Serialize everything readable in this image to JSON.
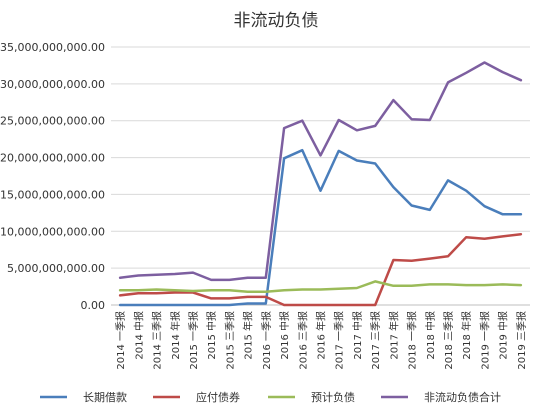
{
  "chart_data": {
    "type": "line",
    "title": "非流动负债",
    "xlabel": "",
    "ylabel": "",
    "ylim": [
      0,
      35000000000
    ],
    "yticks": [
      0,
      5000000000,
      10000000000,
      15000000000,
      20000000000,
      25000000000,
      30000000000,
      35000000000
    ],
    "ytick_labels": [
      "0.00",
      "5,000,000,000.00",
      "10,000,000,000.00",
      "15,000,000,000.00",
      "20,000,000,000.00",
      "25,000,000,000.00",
      "30,000,000,000.00",
      "35,000,000,000.00"
    ],
    "grid": true,
    "legend_position": "bottom",
    "categories": [
      "2014 一季报",
      "2014 中报",
      "2014 三季报",
      "2014 年报",
      "2015 一季报",
      "2015 中报",
      "2015 三季报",
      "2015 年报",
      "2016 一季报",
      "2016 中报",
      "2016 三季报",
      "2016 年报",
      "2017 一季报",
      "2017 中报",
      "2017 三季报",
      "2017 年报",
      "2018 一季报",
      "2018 中报",
      "2018 三季报",
      "2018 年报",
      "2019 一季报",
      "2019 中报",
      "2019 三季报"
    ],
    "series": [
      {
        "name": "长期借款",
        "color": "#4a7ebb",
        "values": [
          0,
          0,
          0,
          0,
          0,
          0,
          0,
          200000000,
          200000000,
          19900000000,
          21000000000,
          15500000000,
          20900000000,
          19600000000,
          19200000000,
          16000000000,
          13500000000,
          12900000000,
          16900000000,
          15500000000,
          13400000000,
          12300000000,
          12300000000
        ]
      },
      {
        "name": "应付债券",
        "color": "#be4b48",
        "values": [
          1300000000,
          1600000000,
          1600000000,
          1700000000,
          1700000000,
          900000000,
          900000000,
          1100000000,
          1100000000,
          0,
          0,
          0,
          0,
          0,
          0,
          6100000000,
          6000000000,
          6300000000,
          6600000000,
          9200000000,
          9000000000,
          9300000000,
          9600000000
        ]
      },
      {
        "name": "预计负债",
        "color": "#9bbb59",
        "values": [
          2000000000,
          2000000000,
          2100000000,
          2000000000,
          1900000000,
          2000000000,
          2000000000,
          1800000000,
          1800000000,
          2000000000,
          2100000000,
          2100000000,
          2200000000,
          2300000000,
          3200000000,
          2600000000,
          2600000000,
          2800000000,
          2800000000,
          2700000000,
          2700000000,
          2800000000,
          2700000000
        ]
      },
      {
        "name": "非流动负债合计",
        "color": "#7d5fa0",
        "values": [
          3700000000,
          4000000000,
          4100000000,
          4200000000,
          4400000000,
          3400000000,
          3400000000,
          3700000000,
          3700000000,
          24000000000,
          25000000000,
          20300000000,
          25100000000,
          23700000000,
          24300000000,
          27800000000,
          25200000000,
          25100000000,
          30200000000,
          31500000000,
          32900000000,
          31600000000,
          30500000000
        ]
      }
    ]
  }
}
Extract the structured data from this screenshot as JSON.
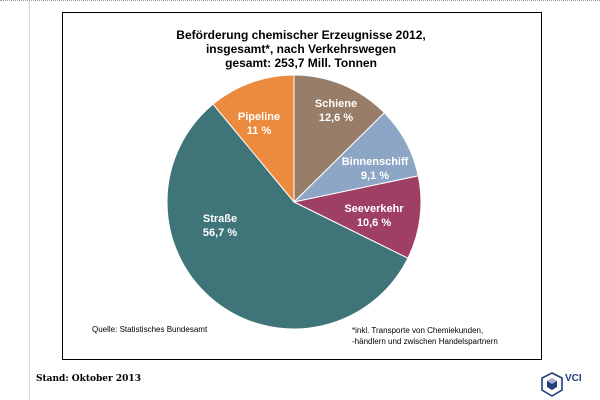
{
  "title_lines": [
    "Beförderung chemischer Erzeugnisse 2012,",
    "insgesamt*, nach Verkehrswegen",
    "gesamt: 253,7 Mill.  Tonnen"
  ],
  "chart_data": {
    "type": "pie",
    "title": "Beförderung chemischer Erzeugnisse 2012, insgesamt*, nach Verkehrswegen – gesamt: 253,7 Mill.  Tonnen",
    "slices": [
      {
        "name": "Schiene",
        "label": "12,6 %",
        "value": 12.6,
        "color": "#987d68"
      },
      {
        "name": "Binnenschiff",
        "label": "9,1 %",
        "value": 9.1,
        "color": "#8ea6c5"
      },
      {
        "name": "Seeverkehr",
        "label": "10,6 %",
        "value": 10.6,
        "color": "#9e3f63"
      },
      {
        "name": "Straße",
        "label": "56,7 %",
        "value": 56.7,
        "color": "#3f7478"
      },
      {
        "name": "Pipeline",
        "label": "11 %",
        "value": 11.0,
        "color": "#ec8a3e"
      }
    ],
    "start_angle_deg": 0,
    "direction": "clockwise",
    "label_color": "#ffffff"
  },
  "source": "Quelle: Statistisches Bundesamt",
  "footnote_lines": [
    "*inkl. Transporte von Chemiekunden,",
    "-händlern und zwischen Handelspartnern"
  ],
  "stand": "Stand: Oktober 2013",
  "logo": {
    "text": "VCI",
    "icon": "vci-hexagon-logo",
    "color": "#1f3e7a"
  }
}
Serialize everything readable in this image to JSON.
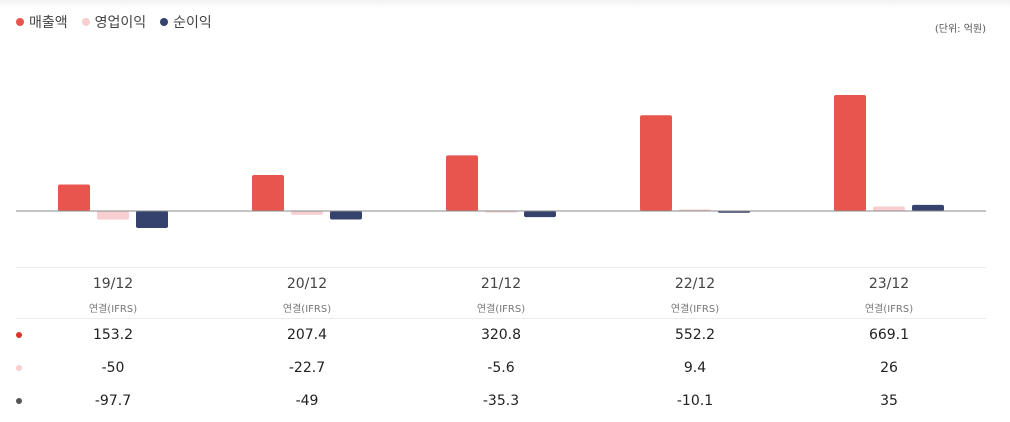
{
  "legend": {
    "items": [
      {
        "label": "매출액",
        "color": "#e8554e"
      },
      {
        "label": "영업이익",
        "color": "#f7cfd0"
      },
      {
        "label": "순이익",
        "color": "#35426e"
      }
    ]
  },
  "unit_label": "(단위: 억원)",
  "periods": [
    {
      "label": "19/12",
      "basis": "연결(IFRS)"
    },
    {
      "label": "20/12",
      "basis": "연결(IFRS)"
    },
    {
      "label": "21/12",
      "basis": "연결(IFRS)"
    },
    {
      "label": "22/12",
      "basis": "연결(IFRS)"
    },
    {
      "label": "23/12",
      "basis": "연결(IFRS)"
    }
  ],
  "table": {
    "rows": [
      {
        "marker_color": "#d9342b",
        "values": [
          "153.2",
          "207.4",
          "320.8",
          "552.2",
          "669.1"
        ]
      },
      {
        "marker_color": "#f7cfd0",
        "values": [
          "-50",
          "-22.7",
          "-5.6",
          "9.4",
          "26"
        ]
      },
      {
        "marker_color": "#555555",
        "values": [
          "-97.7",
          "-49",
          "-35.3",
          "-10.1",
          "35"
        ]
      }
    ]
  },
  "chart_data": {
    "type": "bar",
    "categories": [
      "19/12",
      "20/12",
      "21/12",
      "22/12",
      "23/12"
    ],
    "series": [
      {
        "name": "매출액",
        "color": "#e8554e",
        "values": [
          153.2,
          207.4,
          320.8,
          552.2,
          669.1
        ]
      },
      {
        "name": "영업이익",
        "color": "#f7cfd0",
        "values": [
          -50,
          -22.7,
          -5.6,
          9.4,
          26
        ]
      },
      {
        "name": "순이익",
        "color": "#35426e",
        "values": [
          -97.7,
          -49,
          -35.3,
          -10.1,
          35
        ]
      }
    ],
    "ylabel": "",
    "xlabel": "",
    "grid": false
  }
}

● **SET EXERCISE**
Return all lines containing "Beförderung".

● **WRITTEN SOLUTION**
    "Beförderung chemischer Erzeugnisse 2012,",
    "title": "Beförderung chemischer Erzeugnisse 2012, insgesamt*, nach Verkehrswegen – gesamt: 253,7 Mill.  Tonnen",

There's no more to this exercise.